_The exercise_: Starting with the line that contains "20, 117, 48]" and ending after the line that contains "289, 659, 303]", set out the records below as a numbered list, without blank lines.

(Extracted data entries)
####

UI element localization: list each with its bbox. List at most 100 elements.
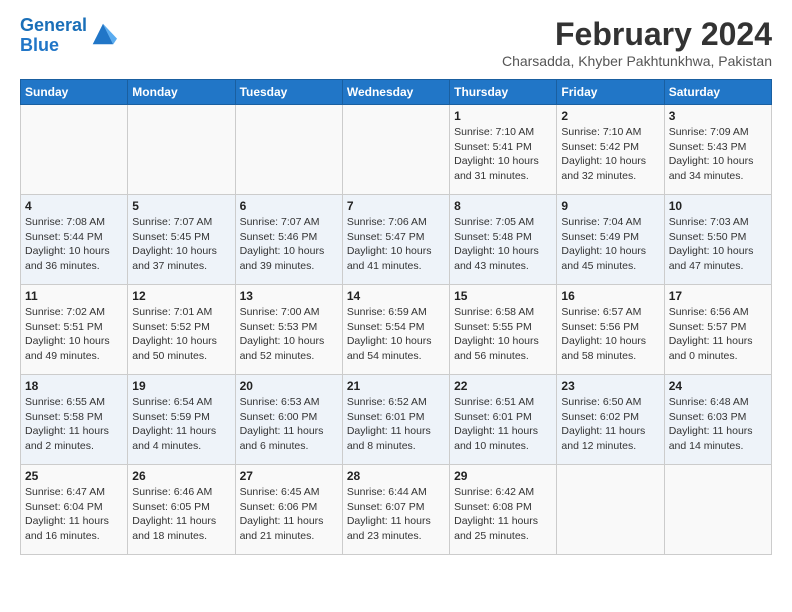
logo-icon	[89, 20, 117, 48]
day-info: Sunrise: 6:56 AM Sunset: 5:57 PM Dayligh…	[669, 305, 767, 364]
day-number: 14	[347, 289, 445, 303]
page-header: GeneralBlue February 2024 Charsadda, Khy…	[20, 16, 772, 69]
calendar-subtitle: Charsadda, Khyber Pakhtunkhwa, Pakistan	[502, 53, 772, 69]
day-cell: 8 Sunrise: 7:05 AM Sunset: 5:48 PM Daylig…	[450, 195, 557, 285]
day-info: Sunrise: 7:05 AM Sunset: 5:48 PM Dayligh…	[454, 215, 552, 274]
day-number: 20	[240, 379, 338, 393]
day-info: Sunrise: 6:47 AM Sunset: 6:04 PM Dayligh…	[25, 485, 123, 544]
day-info: Sunrise: 7:00 AM Sunset: 5:53 PM Dayligh…	[240, 305, 338, 364]
day-cell	[342, 105, 449, 195]
day-cell: 22Sunrise: 6:51 AM Sunset: 6:01 PM Dayli…	[450, 375, 557, 465]
day-number: 1	[454, 109, 552, 123]
day-info: Sunrise: 6:54 AM Sunset: 5:59 PM Dayligh…	[132, 395, 230, 454]
day-cell	[235, 105, 342, 195]
day-cell: 25 Sunrise: 6:47 AM Sunset: 6:04 PM Dayli…	[21, 465, 128, 555]
day-cell: 7 Sunrise: 7:06 AM Sunset: 5:47 PM Daylig…	[342, 195, 449, 285]
day-number: 16	[561, 289, 659, 303]
day-cell: 27 Sunrise: 6:45 AM Sunset: 6:06 PM Dayli…	[235, 465, 342, 555]
day-number: 19	[132, 379, 230, 393]
day-cell: 29 Sunrise: 6:42 AM Sunset: 6:08 PM Dayli…	[450, 465, 557, 555]
column-header-friday: Friday	[557, 80, 664, 105]
day-cell: 5Sunrise: 7:07 AM Sunset: 5:45 PM Daylig…	[128, 195, 235, 285]
day-cell: 23 Sunrise: 6:50 AM Sunset: 6:02 PM Dayli…	[557, 375, 664, 465]
day-number: 13	[240, 289, 338, 303]
day-info: Sunrise: 6:48 AM Sunset: 6:03 PM Dayligh…	[669, 395, 767, 454]
day-number: 23	[561, 379, 659, 393]
calendar-body: 1Sunrise: 7:10 AM Sunset: 5:41 PM Daylig…	[21, 105, 772, 555]
day-info: Sunrise: 7:08 AM Sunset: 5:44 PM Dayligh…	[25, 215, 123, 274]
column-header-thursday: Thursday	[450, 80, 557, 105]
day-info: Sunrise: 7:07 AM Sunset: 5:46 PM Dayligh…	[240, 215, 338, 274]
week-row-1: 1Sunrise: 7:10 AM Sunset: 5:41 PM Daylig…	[21, 105, 772, 195]
day-info: Sunrise: 6:57 AM Sunset: 5:56 PM Dayligh…	[561, 305, 659, 364]
day-info: Sunrise: 7:06 AM Sunset: 5:47 PM Dayligh…	[347, 215, 445, 274]
day-cell	[21, 105, 128, 195]
day-cell: 21 Sunrise: 6:52 AM Sunset: 6:01 PM Dayli…	[342, 375, 449, 465]
day-cell: 19 Sunrise: 6:54 AM Sunset: 5:59 PM Dayli…	[128, 375, 235, 465]
day-number: 28	[347, 469, 445, 483]
week-row-3: 11Sunrise: 7:02 AM Sunset: 5:51 PM Dayli…	[21, 285, 772, 375]
title-block: February 2024 Charsadda, Khyber Pakhtunk…	[502, 16, 772, 69]
day-info: Sunrise: 7:03 AM Sunset: 5:50 PM Dayligh…	[669, 215, 767, 274]
day-cell: 9 Sunrise: 7:04 AM Sunset: 5:49 PM Daylig…	[557, 195, 664, 285]
day-cell: 4 Sunrise: 7:08 AM Sunset: 5:44 PM Daylig…	[21, 195, 128, 285]
day-cell: 15 Sunrise: 6:58 AM Sunset: 5:55 PM Dayli…	[450, 285, 557, 375]
day-number: 18	[25, 379, 123, 393]
day-cell	[557, 465, 664, 555]
day-cell: 14 Sunrise: 6:59 AM Sunset: 5:54 PM Dayli…	[342, 285, 449, 375]
day-number: 2	[561, 109, 659, 123]
day-info: Sunrise: 7:09 AM Sunset: 5:43 PM Dayligh…	[669, 125, 767, 184]
day-info: Sunrise: 7:01 AM Sunset: 5:52 PM Dayligh…	[132, 305, 230, 364]
column-header-saturday: Saturday	[664, 80, 771, 105]
day-cell: 28 Sunrise: 6:44 AM Sunset: 6:07 PM Dayli…	[342, 465, 449, 555]
week-row-2: 4 Sunrise: 7:08 AM Sunset: 5:44 PM Daylig…	[21, 195, 772, 285]
column-headers: SundayMondayTuesdayWednesdayThursdayFrid…	[21, 80, 772, 105]
day-number: 15	[454, 289, 552, 303]
calendar-table: SundayMondayTuesdayWednesdayThursdayFrid…	[20, 79, 772, 555]
day-info: Sunrise: 6:58 AM Sunset: 5:55 PM Dayligh…	[454, 305, 552, 364]
day-cell: 2Sunrise: 7:10 AM Sunset: 5:42 PM Daylig…	[557, 105, 664, 195]
day-number: 7	[347, 199, 445, 213]
day-info: Sunrise: 6:44 AM Sunset: 6:07 PM Dayligh…	[347, 485, 445, 544]
day-info: Sunrise: 7:02 AM Sunset: 5:51 PM Dayligh…	[25, 305, 123, 364]
day-cell: 10 Sunrise: 7:03 AM Sunset: 5:50 PM Dayli…	[664, 195, 771, 285]
day-number: 29	[454, 469, 552, 483]
day-cell: 18 Sunrise: 6:55 AM Sunset: 5:58 PM Dayli…	[21, 375, 128, 465]
day-number: 17	[669, 289, 767, 303]
week-row-4: 18 Sunrise: 6:55 AM Sunset: 5:58 PM Dayli…	[21, 375, 772, 465]
day-info: Sunrise: 6:50 AM Sunset: 6:02 PM Dayligh…	[561, 395, 659, 454]
day-info: Sunrise: 6:52 AM Sunset: 6:01 PM Dayligh…	[347, 395, 445, 454]
day-number: 24	[669, 379, 767, 393]
day-number: 21	[347, 379, 445, 393]
day-cell: 17 Sunrise: 6:56 AM Sunset: 5:57 PM Dayli…	[664, 285, 771, 375]
day-info: Sunrise: 7:04 AM Sunset: 5:49 PM Dayligh…	[561, 215, 659, 274]
day-cell: 12Sunrise: 7:01 AM Sunset: 5:52 PM Dayli…	[128, 285, 235, 375]
day-number: 5	[132, 199, 230, 213]
calendar-title: February 2024	[502, 16, 772, 53]
day-number: 9	[561, 199, 659, 213]
column-header-wednesday: Wednesday	[342, 80, 449, 105]
logo-text: GeneralBlue	[20, 16, 87, 56]
day-info: Sunrise: 6:42 AM Sunset: 6:08 PM Dayligh…	[454, 485, 552, 544]
day-number: 6	[240, 199, 338, 213]
day-info: Sunrise: 6:45 AM Sunset: 6:06 PM Dayligh…	[240, 485, 338, 544]
day-number: 4	[25, 199, 123, 213]
week-row-5: 25 Sunrise: 6:47 AM Sunset: 6:04 PM Dayli…	[21, 465, 772, 555]
day-info: Sunrise: 6:55 AM Sunset: 5:58 PM Dayligh…	[25, 395, 123, 454]
column-header-tuesday: Tuesday	[235, 80, 342, 105]
day-number: 22	[454, 379, 552, 393]
day-cell: 26 Sunrise: 6:46 AM Sunset: 6:05 PM Dayli…	[128, 465, 235, 555]
day-number: 10	[669, 199, 767, 213]
day-info: Sunrise: 6:46 AM Sunset: 6:05 PM Dayligh…	[132, 485, 230, 544]
day-cell	[128, 105, 235, 195]
day-number: 27	[240, 469, 338, 483]
day-cell: 11Sunrise: 7:02 AM Sunset: 5:51 PM Dayli…	[21, 285, 128, 375]
day-cell	[664, 465, 771, 555]
day-info: Sunrise: 6:59 AM Sunset: 5:54 PM Dayligh…	[347, 305, 445, 364]
day-number: 26	[132, 469, 230, 483]
day-cell: 3Sunrise: 7:09 AM Sunset: 5:43 PM Daylig…	[664, 105, 771, 195]
column-header-monday: Monday	[128, 80, 235, 105]
day-number: 25	[25, 469, 123, 483]
column-header-sunday: Sunday	[21, 80, 128, 105]
day-number: 8	[454, 199, 552, 213]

####

_Finished answer_:
1. logo-icon	[89, 20, 117, 48]
2. day-info: Sunrise: 6:56 AM Sunset: 5:57 PM Dayligh…	[669, 305, 767, 364]
3. day-number: 14	[347, 289, 445, 303]
4. page-header: GeneralBlue February 2024 Charsadda, Khy…	[20, 16, 772, 69]
5. calendar-subtitle: Charsadda, Khyber Pakhtunkhwa, Pakistan	[502, 53, 772, 69]
6. day-cell: 8 Sunrise: 7:05 AM Sunset: 5:48 PM Daylig…	[450, 195, 557, 285]
7. day-info: Sunrise: 7:05 AM Sunset: 5:48 PM Dayligh…	[454, 215, 552, 274]
8. day-number: 20	[240, 379, 338, 393]
9. day-info: Sunrise: 6:47 AM Sunset: 6:04 PM Dayligh…	[25, 485, 123, 544]
10. day-info: Sunrise: 7:00 AM Sunset: 5:53 PM Dayligh…	[240, 305, 338, 364]
11. day-cell	[342, 105, 449, 195]
12. day-cell: 22Sunrise: 6:51 AM Sunset: 6:01 PM Dayli…	[450, 375, 557, 465]
13. day-number: 1	[454, 109, 552, 123]
14. day-info: Sunrise: 6:54 AM Sunset: 5:59 PM Dayligh…	[132, 395, 230, 454]
15. day-cell	[235, 105, 342, 195]
16. day-cell: 25 Sunrise: 6:47 AM Sunset: 6:04 PM Dayli…	[21, 465, 128, 555]
17. day-cell: 7 Sunrise: 7:06 AM Sunset: 5:47 PM Daylig…	[342, 195, 449, 285]
18. day-number: 16	[561, 289, 659, 303]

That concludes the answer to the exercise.